**Task statement:** Find the lines holding the string "الخلاصة" in the data, then copy all of them.

########

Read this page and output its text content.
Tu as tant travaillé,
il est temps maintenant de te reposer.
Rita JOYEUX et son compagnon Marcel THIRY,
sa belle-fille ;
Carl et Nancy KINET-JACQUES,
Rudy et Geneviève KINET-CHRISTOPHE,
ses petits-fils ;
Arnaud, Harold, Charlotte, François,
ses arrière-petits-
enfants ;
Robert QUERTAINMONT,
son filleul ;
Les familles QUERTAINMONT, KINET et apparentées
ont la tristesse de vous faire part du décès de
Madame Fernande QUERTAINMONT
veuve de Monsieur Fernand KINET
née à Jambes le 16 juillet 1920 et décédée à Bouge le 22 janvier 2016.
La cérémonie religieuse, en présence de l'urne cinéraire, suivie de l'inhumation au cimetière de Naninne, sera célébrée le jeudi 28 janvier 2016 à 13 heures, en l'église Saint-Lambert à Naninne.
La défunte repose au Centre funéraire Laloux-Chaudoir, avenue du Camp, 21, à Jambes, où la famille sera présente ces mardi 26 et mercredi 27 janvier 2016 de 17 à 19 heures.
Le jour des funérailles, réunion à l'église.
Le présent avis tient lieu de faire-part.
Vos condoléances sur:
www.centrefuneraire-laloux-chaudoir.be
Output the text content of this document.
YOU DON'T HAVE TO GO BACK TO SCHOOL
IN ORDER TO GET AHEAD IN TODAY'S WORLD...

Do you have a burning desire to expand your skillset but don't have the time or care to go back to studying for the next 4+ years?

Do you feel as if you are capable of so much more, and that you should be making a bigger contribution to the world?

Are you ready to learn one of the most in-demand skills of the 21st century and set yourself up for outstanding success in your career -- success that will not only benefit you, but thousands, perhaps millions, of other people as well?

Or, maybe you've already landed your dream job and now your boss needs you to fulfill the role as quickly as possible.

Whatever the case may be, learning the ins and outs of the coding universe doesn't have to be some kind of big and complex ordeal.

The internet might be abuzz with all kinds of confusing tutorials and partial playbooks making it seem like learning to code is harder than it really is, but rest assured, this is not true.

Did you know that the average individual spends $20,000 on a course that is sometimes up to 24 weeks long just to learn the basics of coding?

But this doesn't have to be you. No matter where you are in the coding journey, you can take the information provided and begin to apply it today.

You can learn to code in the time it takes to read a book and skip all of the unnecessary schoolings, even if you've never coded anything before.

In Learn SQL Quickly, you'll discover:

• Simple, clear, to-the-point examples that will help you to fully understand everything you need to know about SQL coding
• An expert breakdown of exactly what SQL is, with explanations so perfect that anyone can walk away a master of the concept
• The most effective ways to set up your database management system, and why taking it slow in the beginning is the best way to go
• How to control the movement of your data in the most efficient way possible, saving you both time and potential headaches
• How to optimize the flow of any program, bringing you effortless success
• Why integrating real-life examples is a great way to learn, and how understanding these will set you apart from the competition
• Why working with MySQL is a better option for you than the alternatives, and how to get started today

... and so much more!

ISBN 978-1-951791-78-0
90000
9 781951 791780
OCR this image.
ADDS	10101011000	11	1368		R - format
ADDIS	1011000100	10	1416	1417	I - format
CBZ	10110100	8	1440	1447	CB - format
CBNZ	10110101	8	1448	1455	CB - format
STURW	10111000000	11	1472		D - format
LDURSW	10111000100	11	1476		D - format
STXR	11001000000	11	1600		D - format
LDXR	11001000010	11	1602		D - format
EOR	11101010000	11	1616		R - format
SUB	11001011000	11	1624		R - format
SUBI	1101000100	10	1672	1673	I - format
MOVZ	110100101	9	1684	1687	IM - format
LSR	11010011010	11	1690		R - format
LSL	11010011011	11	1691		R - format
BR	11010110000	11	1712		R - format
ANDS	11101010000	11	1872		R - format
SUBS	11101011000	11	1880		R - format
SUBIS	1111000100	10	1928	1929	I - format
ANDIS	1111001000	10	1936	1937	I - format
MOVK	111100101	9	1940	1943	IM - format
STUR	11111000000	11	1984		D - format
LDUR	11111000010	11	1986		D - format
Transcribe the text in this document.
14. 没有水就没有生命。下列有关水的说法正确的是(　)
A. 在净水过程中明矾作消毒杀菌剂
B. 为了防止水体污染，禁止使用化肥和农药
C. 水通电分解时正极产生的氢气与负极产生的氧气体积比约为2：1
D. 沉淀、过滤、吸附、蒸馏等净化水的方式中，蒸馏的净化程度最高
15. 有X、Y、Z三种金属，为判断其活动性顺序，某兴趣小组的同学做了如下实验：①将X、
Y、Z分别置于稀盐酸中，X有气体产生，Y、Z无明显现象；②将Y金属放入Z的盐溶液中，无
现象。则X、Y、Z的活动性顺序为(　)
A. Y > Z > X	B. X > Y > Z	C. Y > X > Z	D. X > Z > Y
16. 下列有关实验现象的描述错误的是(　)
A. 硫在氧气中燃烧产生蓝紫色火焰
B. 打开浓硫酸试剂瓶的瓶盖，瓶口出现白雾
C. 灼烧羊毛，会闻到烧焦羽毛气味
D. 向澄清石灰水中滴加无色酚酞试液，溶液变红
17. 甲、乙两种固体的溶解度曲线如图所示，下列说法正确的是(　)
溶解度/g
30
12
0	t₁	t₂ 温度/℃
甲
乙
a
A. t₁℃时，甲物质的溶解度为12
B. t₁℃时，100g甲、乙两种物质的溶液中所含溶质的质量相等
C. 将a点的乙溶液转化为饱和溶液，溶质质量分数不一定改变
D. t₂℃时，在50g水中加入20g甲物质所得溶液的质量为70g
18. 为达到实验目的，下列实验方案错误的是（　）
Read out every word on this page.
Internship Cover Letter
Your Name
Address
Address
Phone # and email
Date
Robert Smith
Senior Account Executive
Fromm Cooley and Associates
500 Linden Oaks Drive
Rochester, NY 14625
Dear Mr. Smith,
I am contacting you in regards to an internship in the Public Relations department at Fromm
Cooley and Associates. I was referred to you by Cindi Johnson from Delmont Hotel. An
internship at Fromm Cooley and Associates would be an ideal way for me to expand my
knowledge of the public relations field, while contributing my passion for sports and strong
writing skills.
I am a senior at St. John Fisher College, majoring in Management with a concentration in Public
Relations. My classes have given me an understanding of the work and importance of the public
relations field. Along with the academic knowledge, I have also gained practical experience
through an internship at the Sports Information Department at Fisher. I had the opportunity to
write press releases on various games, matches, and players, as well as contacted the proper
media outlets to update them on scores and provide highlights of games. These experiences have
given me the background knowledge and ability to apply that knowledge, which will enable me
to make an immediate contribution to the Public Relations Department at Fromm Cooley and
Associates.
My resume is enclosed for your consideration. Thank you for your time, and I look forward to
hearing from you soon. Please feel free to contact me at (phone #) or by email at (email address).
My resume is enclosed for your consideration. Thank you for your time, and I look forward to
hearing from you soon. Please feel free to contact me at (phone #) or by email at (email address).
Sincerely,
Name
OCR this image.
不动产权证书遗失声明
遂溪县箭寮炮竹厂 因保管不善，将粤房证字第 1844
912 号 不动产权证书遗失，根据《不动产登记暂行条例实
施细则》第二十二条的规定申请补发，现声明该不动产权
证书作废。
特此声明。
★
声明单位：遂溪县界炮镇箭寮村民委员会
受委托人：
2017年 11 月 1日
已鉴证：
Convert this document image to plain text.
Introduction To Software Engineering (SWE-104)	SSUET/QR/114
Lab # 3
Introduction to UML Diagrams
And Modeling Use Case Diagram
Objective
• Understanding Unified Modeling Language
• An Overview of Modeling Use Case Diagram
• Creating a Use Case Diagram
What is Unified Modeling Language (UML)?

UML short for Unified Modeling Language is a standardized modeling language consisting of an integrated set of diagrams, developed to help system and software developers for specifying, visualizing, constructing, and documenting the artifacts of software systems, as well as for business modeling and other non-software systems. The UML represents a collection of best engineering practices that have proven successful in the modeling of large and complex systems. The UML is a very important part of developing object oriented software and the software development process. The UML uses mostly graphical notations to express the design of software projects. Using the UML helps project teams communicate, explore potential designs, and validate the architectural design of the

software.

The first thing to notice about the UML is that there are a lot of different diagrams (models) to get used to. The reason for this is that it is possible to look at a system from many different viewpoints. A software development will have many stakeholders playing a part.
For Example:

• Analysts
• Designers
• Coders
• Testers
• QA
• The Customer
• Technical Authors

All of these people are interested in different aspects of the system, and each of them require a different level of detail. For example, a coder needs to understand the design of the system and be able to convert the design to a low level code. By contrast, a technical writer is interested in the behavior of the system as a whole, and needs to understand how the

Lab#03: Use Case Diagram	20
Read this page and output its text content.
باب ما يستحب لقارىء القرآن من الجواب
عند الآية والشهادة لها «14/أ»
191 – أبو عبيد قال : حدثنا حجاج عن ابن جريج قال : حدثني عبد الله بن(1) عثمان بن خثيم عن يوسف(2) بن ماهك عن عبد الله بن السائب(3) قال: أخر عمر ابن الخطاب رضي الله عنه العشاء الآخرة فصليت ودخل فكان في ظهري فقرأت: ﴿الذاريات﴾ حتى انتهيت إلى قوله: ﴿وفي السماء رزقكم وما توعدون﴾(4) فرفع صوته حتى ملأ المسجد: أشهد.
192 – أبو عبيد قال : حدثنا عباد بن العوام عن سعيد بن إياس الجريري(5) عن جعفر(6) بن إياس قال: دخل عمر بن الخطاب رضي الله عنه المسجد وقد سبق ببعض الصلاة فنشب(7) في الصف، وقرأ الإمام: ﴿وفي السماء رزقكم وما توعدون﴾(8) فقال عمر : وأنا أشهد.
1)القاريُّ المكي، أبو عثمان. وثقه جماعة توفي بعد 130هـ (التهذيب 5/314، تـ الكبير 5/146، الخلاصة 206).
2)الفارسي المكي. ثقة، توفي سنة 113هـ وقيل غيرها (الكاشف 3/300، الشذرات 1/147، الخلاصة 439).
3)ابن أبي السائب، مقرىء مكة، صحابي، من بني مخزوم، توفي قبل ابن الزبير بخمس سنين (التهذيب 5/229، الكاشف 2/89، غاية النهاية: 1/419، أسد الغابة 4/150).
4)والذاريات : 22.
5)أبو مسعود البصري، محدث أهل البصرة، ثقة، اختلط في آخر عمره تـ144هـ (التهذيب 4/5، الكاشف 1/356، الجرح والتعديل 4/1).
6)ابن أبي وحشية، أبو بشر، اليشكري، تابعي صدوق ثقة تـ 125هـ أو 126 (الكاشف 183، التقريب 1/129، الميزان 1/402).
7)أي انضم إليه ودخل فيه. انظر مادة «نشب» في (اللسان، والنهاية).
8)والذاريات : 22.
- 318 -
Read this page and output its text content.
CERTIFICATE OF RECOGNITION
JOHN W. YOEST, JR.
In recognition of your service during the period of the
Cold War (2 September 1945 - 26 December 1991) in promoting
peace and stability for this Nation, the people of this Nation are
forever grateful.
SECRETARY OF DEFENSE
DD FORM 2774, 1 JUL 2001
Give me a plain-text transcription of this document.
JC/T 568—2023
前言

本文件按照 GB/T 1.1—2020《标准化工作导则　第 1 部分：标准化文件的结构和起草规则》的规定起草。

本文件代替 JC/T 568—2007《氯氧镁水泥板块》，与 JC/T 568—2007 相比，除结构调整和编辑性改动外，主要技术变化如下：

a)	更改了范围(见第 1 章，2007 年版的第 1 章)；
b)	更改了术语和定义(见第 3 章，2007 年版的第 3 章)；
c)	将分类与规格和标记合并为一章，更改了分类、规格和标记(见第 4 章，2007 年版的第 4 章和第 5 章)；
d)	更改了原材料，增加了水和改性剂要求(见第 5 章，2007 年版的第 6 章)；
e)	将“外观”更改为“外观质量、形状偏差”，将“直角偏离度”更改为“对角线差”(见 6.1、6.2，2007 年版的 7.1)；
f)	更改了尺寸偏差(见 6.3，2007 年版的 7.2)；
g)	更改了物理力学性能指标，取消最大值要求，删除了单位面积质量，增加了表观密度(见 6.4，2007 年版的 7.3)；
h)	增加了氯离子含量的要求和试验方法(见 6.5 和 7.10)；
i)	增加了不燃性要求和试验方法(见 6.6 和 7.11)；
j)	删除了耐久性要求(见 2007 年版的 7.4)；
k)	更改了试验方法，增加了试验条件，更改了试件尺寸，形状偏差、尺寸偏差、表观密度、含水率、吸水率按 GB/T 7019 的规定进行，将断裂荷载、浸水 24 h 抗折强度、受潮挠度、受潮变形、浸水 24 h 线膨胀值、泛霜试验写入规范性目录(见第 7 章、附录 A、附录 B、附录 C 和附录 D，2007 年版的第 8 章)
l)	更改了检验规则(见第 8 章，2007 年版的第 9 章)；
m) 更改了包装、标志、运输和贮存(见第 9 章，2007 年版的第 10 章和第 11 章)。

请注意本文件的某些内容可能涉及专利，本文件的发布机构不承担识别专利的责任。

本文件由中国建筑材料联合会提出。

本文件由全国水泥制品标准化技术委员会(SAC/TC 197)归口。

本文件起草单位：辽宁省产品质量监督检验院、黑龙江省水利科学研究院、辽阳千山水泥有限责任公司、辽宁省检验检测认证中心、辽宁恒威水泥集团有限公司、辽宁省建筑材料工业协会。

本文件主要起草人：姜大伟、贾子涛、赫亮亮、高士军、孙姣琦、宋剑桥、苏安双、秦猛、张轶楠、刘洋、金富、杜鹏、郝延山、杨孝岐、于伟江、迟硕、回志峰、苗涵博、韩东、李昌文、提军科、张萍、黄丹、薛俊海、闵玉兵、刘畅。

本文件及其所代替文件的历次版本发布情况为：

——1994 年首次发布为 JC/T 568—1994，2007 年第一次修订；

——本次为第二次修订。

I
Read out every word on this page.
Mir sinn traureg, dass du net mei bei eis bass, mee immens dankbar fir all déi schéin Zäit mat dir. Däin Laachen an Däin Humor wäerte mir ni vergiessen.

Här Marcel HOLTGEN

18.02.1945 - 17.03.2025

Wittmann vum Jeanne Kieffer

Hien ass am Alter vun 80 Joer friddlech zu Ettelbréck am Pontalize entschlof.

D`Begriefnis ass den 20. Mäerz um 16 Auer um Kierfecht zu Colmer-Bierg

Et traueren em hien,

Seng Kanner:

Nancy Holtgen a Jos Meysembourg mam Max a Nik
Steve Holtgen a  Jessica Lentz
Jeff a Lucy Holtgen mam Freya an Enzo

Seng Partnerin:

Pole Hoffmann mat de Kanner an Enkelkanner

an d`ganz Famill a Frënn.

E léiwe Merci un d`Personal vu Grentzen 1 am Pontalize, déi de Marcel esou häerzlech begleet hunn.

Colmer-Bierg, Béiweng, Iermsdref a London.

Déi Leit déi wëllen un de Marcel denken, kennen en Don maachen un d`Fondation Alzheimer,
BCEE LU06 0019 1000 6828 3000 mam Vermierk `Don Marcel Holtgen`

########

**Full answer:**
1)القاريُّ المكي، أبو عثمان. وثقه جماعة توفي بعد 130هـ (التهذيب 5/314، تـ الكبير 5/146، الخلاصة 206).
2)الفارسي المكي. ثقة، توفي سنة 113هـ وقيل غيرها (الكاشف 3/300، الشذرات 1/147، الخلاصة 439).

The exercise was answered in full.